> [Excerpted text]
........

13 . In that second case, Article 4 of Regulation No 1495/80, as amended by Regulation No 1580/81, becomes relevant . Article 4 states that, in the event that part of the goods are lost or when the goods have been damaged before entry into free circulation, the price actually paid or payable must be apportioned proportionately .

Thus, in such a case, subject to the quantity falling within the allowance, the price actually paid or payable must be reduced in proportion to the damage suffered, irrespective of payment of the full agreed price .

14 . Moreover, that interpretation of the provision is borne out by the Court' s statement in Repenning, ( 8 ) according to which : "Article 3(1 ) of Council Regulation No 1224/80 must be interpreted as meaning that where goods bought free of defects are damaged before being released for free circulation the price actually paid or payable, on which the transaction value is based, must be reduced in proportion to the damage suffered ".

........

(Layout element entries)
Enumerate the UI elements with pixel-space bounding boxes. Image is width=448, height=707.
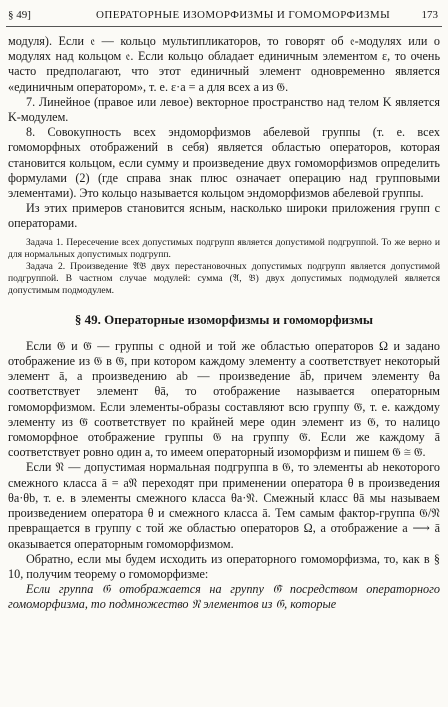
running-title: ОПЕРАТОРНЫЕ ИЗОМОРФИЗМЫ И ГОМОМОРФИЗМЫ [96,9,391,21]
paragraph-example-7: 7. Линейное (правое или левое) векторное пространство над телом K является K-модулем. [8,94,440,125]
page-number: 173 [421,9,438,21]
section-heading: § 49. Операторные изоморфизмы и гомоморфизмы [74,311,374,327]
section-reference: § 49] [8,9,31,21]
paragraph-module-definition: модуля). Если 𝔢 — кольцо мультипликаторов, то говорят об 𝔢-модулях или о модулях над кольцом 𝔢. Если кольцо обладает единичным элементом ε, то очень часто предполагают, что этот единичный элемент одновременно является «единичным оператором», т. е. ε·a = a для всех a из 𝔊. [8,34,440,94]
page-body [8,34,440,613]
paragraph-factor-group: Если 𝔑 — допустимая нормальная подгруппа в 𝔊, то элементы ab некоторого смежного класса ā = a𝔑 переходят при применении оператора θ в произведения θa·θb, т. е. в элементы смежного класса θa·𝔑. Смежный класс θā мы называем произведением оператора θ и смежного класса ā. Тем самым фактор-группа 𝔊/𝔑 превращается в группу с той же областью операторов Ω, а отображение a ⟶ ā оказывается операторным гомоморфизмом. [8,460,440,551]
paragraph-homomorphism-definition: Если 𝔊 и 𝔊̄ — группы с одной и той же областью операторов Ω и задано отображение из 𝔊 в 𝔊̄, при котором каждому элементу a соответствует некоторый элемент ā, а произведению ab — произведение āb̄, причем элементу θa соответствует элемент θā, то отображение называется операторным гомоморфизмом. Если элементы-образы составляют всю группу 𝔊̄, т. е. каждому элементу из 𝔊̄ соответствует по крайней мере один элемент из 𝔊, то налицо гомоморфное отображение группы 𝔊 на группу 𝔊̄. Если же каждому ā соответствует ровно один a, то имеем операторный изоморфизм и пишем 𝔊 ≅ 𝔊̄. [8,338,440,460]
header-rule [6,26,442,27]
paragraph-theorem-intro: Обратно, если мы будем исходить из операторного гомоморфизма, то, как в § 10, получим теорему о гомоморфизме: [8,551,440,581]
paragraph-conclusion: Из этих примеров становится ясным, насколько широки приложения групп с операторами. [8,201,440,231]
running-header [0,9,448,25]
paragraph-example-8: 8. Совокупность всех эндоморфизмов абелевой группы (т. е. всех гомоморфных отображений в себя) является областью операторов, которая становится кольцом, если сумму и произведение двух гомоморфизмов определить формулами (2) (где справа знак плюс означает операцию над групповыми элементами). Это кольцо называется кольцом эндоморфизмов абелевой группы. [8,125,440,201]
theorem-statement: Если группа 𝔊 отображается на группу 𝔊̄ посредством операторного гомоморфизма, то подмножество 𝔑 элементов из 𝔊, которые [8,582,440,612]
exercise-2: Задача 2. Произведение 𝔄𝔅 двух перестановочных допустимых подгрупп является допустимой подгруппой. В частном случае модулей: сумма (𝔄, 𝔅) двух допустимых подмодулей является допустимым подмодулем. [8,261,440,297]
exercise-1: Задача 1. Пересечение всех допустимых подгрупп является допустимой подгруппой. То же верно и для нормальных допустимых подгрупп. [8,236,440,260]
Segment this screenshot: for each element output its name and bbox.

........

> [What you should do]
Please say whether each statement agrees with the customs valuation passage, answering yes or no and quoting the words that decide it.
1. Regulation No 1580/81 amended Article 4 of Regulation No 1495/80.
2. The reduction of the price for damaged goods depends on whether the full agreed price was paid.
3. The statement quoted from Repenning concerns Article 3(1) of Council Regulation No 1224/80.
The items aren't needed here.

> [Exercise output]
1. Yes: "Article 4 of Regulation No 1495/80, as amended by Regulation No 1580/81"
2. No: "the price actually paid or payable must be reduced in proportion to the damage suffered, irrespective of payment of the full agreed price"
3. Yes: "Article 3(1 ) of Council Regulation No 1224/80 must be interpreted as meaning"